What is required: Copy, from the entries below, each line where the word "комплекса" can be found.

[Stored entries]
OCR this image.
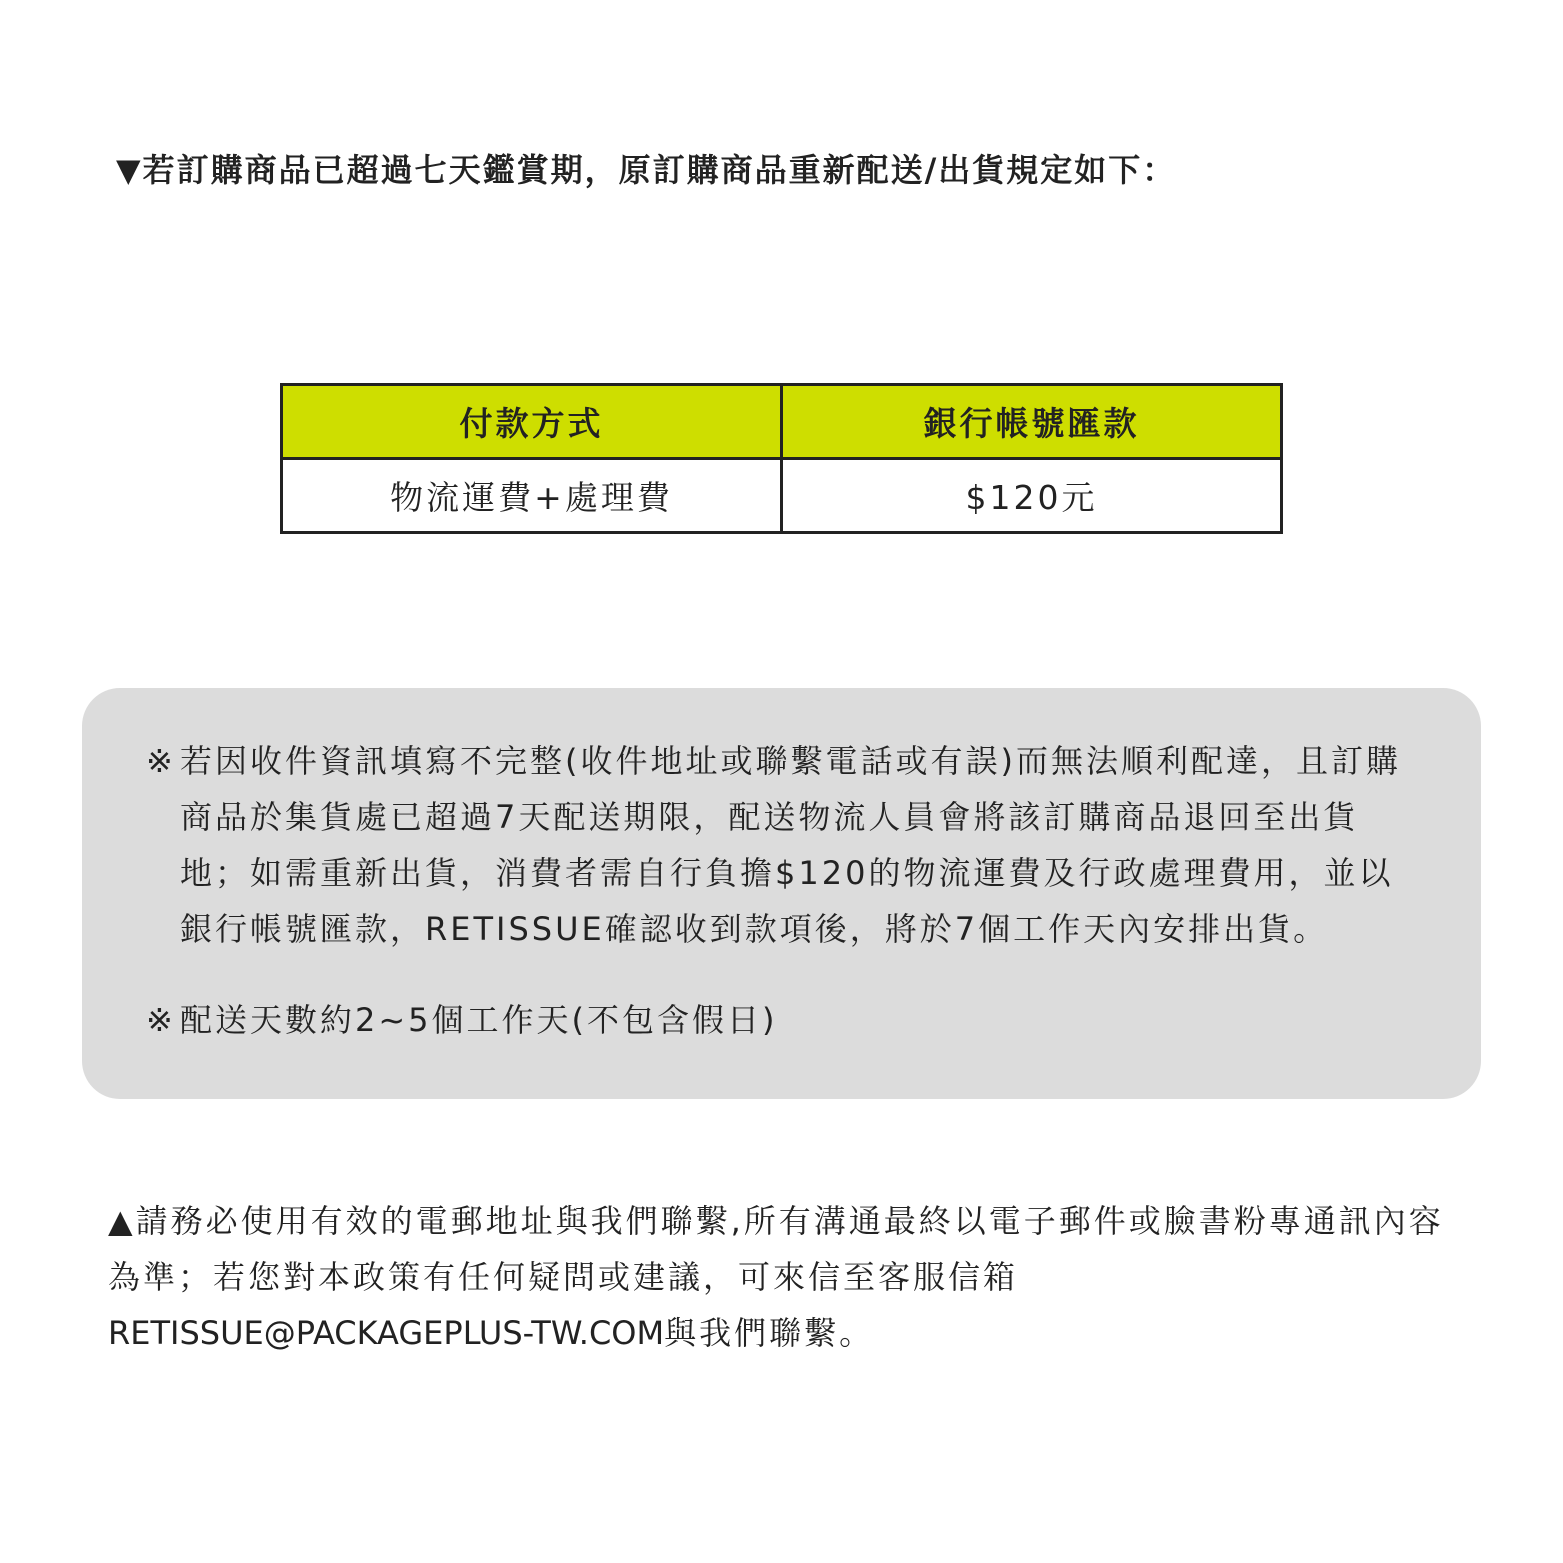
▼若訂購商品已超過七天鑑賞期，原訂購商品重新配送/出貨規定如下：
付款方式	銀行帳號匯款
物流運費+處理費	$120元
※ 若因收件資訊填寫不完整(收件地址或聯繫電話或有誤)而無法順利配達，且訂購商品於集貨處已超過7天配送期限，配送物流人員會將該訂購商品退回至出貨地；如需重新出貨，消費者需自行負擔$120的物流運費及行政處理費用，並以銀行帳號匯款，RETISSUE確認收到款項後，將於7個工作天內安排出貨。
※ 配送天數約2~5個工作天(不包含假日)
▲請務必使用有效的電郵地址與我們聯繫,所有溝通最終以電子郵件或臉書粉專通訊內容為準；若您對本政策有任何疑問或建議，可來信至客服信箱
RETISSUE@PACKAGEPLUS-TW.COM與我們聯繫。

==

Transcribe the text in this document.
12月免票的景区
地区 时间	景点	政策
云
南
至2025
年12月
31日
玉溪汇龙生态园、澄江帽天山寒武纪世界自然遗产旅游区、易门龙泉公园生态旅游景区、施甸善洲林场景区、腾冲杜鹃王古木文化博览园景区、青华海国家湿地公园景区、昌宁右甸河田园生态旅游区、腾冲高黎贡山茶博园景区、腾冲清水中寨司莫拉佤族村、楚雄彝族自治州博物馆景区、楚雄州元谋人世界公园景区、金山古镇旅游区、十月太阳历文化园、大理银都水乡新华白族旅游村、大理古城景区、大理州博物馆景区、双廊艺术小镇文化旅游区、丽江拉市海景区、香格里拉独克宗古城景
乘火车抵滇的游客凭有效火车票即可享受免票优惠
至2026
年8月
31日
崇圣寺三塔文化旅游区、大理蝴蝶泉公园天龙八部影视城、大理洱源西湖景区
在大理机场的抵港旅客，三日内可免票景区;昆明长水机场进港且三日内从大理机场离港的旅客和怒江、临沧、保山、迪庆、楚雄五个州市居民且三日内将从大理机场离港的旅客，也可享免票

---

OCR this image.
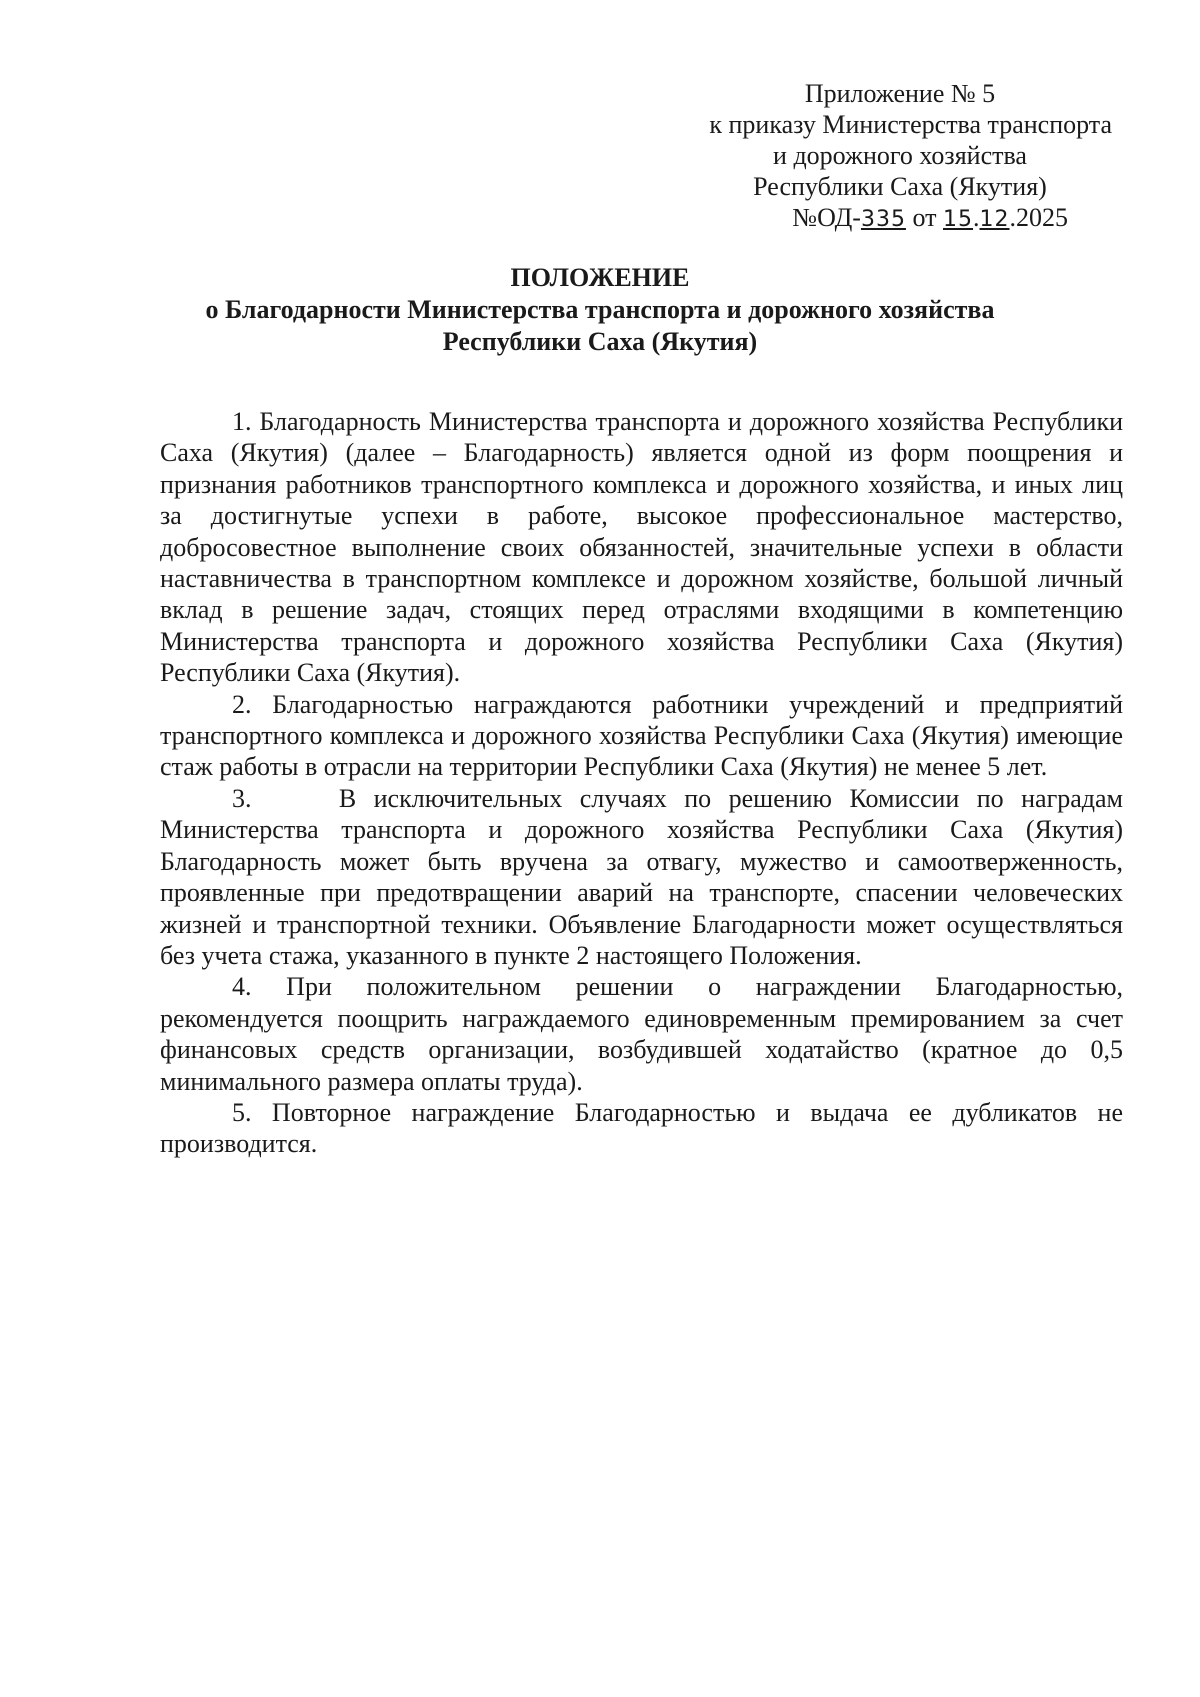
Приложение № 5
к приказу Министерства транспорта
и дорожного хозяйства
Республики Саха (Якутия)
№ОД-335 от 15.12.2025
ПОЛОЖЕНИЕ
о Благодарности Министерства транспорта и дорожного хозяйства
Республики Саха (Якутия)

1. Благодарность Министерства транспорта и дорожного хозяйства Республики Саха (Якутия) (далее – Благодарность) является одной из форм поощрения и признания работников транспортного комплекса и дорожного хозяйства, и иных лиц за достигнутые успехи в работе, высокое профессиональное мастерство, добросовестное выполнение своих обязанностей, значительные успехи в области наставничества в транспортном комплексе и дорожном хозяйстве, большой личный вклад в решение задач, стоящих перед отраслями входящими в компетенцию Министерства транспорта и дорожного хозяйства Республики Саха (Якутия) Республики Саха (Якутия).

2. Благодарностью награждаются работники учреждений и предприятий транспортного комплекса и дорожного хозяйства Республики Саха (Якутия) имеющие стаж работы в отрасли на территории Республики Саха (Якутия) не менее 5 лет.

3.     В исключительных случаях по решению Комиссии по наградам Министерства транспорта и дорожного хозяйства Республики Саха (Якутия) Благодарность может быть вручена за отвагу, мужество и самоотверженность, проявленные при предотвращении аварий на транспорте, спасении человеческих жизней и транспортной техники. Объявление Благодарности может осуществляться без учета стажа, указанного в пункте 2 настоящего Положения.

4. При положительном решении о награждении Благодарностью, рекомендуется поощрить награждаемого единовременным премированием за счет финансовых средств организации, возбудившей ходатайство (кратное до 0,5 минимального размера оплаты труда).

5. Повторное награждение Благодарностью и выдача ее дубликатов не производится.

Correct answer:
1. Благодарность Министерства транспорта и дорожного хозяйства Республики Саха (Якутия) (далее – Благодарность) является одной из форм поощрения и признания работников транспортного комплекса и дорожного хозяйства, и иных лиц за достигнутые успехи в работе, высокое профессиональное мастерство, добросовестное выполнение своих обязанностей, значительные успехи в области наставничества в транспортном комплексе и дорожном хозяйстве, большой личный вклад в решение задач, стоящих перед отраслями входящими в компетенцию Министерства транспорта и дорожного хозяйства Республики Саха (Якутия) Республики Саха (Якутия).
2. Благодарностью награждаются работники учреждений и предприятий транспортного комплекса и дорожного хозяйства Республики Саха (Якутия) имеющие стаж работы в отрасли на территории Республики Саха (Якутия) не менее 5 лет.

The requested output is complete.